Directions: Scan the data below and pick out the lines containing the word "Intensity".

Figure data in JSON:
------------------------------------

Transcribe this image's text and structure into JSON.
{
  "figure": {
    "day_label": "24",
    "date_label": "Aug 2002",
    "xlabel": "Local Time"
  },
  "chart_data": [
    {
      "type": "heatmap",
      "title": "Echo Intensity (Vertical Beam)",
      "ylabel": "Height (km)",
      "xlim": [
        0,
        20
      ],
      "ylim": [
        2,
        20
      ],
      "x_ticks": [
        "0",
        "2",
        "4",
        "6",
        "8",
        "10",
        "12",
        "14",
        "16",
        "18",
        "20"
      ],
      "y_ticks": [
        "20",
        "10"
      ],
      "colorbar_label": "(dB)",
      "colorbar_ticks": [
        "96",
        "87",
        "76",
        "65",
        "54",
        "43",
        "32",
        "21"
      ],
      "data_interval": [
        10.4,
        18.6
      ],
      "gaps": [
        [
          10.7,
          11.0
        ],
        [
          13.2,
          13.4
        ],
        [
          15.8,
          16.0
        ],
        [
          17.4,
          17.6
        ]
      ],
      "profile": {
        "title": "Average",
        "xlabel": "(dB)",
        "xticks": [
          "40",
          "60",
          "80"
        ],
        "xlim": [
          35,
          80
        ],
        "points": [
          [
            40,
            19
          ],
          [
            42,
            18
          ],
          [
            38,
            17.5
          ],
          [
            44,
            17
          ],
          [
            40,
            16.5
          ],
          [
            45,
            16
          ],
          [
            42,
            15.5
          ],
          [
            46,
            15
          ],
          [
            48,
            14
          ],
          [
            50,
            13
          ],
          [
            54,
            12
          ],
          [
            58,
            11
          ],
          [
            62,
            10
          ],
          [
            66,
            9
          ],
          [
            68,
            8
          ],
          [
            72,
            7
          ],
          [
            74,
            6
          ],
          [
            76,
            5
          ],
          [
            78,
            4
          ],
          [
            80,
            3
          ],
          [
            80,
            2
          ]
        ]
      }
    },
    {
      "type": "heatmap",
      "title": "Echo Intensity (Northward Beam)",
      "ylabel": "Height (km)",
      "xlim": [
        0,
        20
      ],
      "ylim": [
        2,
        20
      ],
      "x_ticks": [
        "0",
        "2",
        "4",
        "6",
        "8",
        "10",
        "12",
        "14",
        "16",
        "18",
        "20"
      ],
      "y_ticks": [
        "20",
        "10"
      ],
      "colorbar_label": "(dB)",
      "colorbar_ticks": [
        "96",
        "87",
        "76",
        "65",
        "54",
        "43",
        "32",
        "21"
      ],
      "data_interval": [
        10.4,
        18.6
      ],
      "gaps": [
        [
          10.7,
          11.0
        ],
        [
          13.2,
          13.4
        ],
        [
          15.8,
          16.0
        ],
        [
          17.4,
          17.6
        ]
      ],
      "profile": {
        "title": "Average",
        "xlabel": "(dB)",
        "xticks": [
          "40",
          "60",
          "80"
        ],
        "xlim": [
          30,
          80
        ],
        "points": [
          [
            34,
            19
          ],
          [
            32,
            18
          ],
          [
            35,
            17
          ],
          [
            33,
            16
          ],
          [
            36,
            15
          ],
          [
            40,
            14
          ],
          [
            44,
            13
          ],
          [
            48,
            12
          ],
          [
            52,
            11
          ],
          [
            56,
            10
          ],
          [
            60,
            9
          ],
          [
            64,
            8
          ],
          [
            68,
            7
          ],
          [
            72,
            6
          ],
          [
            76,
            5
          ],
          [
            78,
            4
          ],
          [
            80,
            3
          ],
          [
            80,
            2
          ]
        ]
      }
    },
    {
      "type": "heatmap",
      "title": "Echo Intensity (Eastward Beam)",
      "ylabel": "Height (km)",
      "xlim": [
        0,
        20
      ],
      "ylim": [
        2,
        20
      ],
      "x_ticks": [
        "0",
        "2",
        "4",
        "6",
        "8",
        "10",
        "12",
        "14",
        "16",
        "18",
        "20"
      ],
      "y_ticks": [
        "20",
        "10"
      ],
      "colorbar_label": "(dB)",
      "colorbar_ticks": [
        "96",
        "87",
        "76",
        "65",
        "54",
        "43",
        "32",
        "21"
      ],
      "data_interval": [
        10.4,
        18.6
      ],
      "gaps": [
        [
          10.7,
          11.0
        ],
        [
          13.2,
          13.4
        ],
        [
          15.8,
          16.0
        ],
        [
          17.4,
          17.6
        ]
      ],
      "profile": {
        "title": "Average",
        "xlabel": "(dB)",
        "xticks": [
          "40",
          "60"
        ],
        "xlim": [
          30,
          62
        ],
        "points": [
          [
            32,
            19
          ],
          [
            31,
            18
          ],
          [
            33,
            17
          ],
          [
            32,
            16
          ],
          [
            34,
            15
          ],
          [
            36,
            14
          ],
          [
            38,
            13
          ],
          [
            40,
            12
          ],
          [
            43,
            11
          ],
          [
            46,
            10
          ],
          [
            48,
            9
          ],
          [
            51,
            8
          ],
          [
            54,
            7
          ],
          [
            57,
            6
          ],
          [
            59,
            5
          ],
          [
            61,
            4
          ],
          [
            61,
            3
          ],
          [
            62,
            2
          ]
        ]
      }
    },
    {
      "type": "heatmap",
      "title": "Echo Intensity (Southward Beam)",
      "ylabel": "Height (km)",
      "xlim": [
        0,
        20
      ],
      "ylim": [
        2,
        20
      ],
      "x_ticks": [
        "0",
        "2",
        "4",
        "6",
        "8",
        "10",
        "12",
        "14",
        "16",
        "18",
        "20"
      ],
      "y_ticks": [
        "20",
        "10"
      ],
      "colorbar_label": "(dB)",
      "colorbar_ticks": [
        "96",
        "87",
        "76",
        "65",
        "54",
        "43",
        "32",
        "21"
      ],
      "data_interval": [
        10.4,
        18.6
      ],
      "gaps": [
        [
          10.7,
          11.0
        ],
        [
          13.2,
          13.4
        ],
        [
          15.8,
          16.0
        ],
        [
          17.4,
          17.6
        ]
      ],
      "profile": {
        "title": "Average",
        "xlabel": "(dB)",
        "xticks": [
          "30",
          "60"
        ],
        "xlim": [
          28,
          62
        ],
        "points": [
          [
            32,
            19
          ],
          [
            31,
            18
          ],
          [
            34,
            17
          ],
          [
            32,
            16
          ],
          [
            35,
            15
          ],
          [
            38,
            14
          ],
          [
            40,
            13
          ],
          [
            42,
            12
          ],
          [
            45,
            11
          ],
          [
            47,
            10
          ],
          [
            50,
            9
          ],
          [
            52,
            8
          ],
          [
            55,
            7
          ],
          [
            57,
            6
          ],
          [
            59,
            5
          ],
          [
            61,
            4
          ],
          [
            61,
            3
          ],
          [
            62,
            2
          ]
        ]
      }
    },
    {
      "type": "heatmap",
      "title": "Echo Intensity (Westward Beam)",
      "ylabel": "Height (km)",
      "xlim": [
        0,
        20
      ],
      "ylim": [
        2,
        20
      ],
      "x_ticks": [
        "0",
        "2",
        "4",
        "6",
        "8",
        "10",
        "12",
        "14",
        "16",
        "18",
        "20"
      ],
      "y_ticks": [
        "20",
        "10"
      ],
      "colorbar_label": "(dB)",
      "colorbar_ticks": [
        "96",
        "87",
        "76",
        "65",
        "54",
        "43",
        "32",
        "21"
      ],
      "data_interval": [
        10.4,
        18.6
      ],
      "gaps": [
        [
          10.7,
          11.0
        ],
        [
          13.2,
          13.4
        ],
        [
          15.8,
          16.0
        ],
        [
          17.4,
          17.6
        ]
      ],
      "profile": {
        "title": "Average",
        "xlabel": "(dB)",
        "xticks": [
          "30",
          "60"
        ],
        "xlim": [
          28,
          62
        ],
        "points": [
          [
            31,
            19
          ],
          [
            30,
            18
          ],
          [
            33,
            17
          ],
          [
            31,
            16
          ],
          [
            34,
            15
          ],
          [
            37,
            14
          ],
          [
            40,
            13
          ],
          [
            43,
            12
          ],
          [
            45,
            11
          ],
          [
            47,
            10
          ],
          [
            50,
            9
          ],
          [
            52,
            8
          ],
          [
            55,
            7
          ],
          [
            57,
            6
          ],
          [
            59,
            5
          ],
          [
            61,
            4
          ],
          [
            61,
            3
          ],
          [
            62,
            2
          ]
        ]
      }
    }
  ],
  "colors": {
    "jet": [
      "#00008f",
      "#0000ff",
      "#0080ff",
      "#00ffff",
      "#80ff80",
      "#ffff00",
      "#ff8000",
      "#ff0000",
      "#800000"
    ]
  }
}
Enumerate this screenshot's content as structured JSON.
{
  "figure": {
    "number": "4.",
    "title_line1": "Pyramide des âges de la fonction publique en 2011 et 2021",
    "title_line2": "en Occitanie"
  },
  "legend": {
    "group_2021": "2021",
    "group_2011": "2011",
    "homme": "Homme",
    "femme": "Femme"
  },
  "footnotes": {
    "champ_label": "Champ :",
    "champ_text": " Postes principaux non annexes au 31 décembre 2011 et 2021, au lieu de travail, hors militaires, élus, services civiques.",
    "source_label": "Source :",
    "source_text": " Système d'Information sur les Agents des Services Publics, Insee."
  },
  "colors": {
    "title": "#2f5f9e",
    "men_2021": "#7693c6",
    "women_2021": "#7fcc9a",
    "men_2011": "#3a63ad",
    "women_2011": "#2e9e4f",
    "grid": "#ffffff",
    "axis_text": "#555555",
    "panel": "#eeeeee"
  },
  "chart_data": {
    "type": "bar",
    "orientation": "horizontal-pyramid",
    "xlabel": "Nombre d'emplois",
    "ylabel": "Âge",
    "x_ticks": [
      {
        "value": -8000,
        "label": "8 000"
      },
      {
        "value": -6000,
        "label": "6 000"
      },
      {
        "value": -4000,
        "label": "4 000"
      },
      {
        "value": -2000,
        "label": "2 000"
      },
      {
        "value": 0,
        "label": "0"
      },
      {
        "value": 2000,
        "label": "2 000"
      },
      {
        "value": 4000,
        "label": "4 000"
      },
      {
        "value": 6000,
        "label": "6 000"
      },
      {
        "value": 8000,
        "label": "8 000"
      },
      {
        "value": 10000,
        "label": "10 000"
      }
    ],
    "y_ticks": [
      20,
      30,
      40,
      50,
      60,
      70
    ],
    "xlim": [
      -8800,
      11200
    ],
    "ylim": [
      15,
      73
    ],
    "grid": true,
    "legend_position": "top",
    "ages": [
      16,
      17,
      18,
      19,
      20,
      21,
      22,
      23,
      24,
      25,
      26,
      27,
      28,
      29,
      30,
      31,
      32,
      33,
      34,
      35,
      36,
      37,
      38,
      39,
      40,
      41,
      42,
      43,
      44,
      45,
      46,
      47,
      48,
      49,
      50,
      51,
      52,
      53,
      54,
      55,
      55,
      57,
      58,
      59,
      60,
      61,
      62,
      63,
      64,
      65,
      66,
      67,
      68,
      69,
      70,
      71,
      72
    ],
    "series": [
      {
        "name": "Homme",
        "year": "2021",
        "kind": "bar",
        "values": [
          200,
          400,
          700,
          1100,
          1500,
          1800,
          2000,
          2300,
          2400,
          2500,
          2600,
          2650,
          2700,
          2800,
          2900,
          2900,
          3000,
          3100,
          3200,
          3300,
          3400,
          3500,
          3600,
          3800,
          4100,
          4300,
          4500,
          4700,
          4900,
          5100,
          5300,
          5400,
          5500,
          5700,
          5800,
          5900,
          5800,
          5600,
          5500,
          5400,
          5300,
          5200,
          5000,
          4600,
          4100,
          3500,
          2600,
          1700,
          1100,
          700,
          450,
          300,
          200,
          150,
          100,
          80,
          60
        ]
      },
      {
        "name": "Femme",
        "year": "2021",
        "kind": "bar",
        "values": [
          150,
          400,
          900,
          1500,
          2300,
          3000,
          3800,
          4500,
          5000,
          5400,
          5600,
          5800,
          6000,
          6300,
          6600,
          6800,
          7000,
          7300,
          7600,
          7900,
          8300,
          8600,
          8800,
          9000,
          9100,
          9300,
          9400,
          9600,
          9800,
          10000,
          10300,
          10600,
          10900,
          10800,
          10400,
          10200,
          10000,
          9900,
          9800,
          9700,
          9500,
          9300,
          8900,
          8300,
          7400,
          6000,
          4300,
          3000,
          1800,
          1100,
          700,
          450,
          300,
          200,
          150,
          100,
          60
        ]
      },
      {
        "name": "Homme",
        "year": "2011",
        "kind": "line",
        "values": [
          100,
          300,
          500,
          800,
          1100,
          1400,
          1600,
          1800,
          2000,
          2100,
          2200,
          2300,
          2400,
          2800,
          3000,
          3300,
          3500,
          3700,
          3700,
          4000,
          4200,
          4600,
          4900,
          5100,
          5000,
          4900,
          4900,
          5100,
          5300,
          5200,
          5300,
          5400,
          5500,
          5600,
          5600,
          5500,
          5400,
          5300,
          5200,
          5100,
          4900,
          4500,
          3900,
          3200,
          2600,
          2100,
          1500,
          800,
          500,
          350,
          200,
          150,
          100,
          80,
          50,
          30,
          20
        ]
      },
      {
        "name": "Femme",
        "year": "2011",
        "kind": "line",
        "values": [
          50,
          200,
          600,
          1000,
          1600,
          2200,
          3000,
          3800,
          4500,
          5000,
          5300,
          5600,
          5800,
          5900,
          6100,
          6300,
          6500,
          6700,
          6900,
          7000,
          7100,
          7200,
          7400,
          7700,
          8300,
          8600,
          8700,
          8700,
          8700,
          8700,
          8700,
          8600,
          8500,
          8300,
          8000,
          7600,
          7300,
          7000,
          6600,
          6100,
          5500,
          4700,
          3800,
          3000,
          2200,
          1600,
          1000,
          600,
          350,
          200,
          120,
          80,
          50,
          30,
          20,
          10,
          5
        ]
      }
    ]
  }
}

------------------------------------

Task output:
      "title": "Echo Intensity (Vertical Beam)",
      "title": "Echo Intensity (Northward Beam)",
      "title": "Echo Intensity (Eastward Beam)",
      "title": "Echo Intensity (Southward Beam)",
      "title": "Echo Intensity (Westward Beam)",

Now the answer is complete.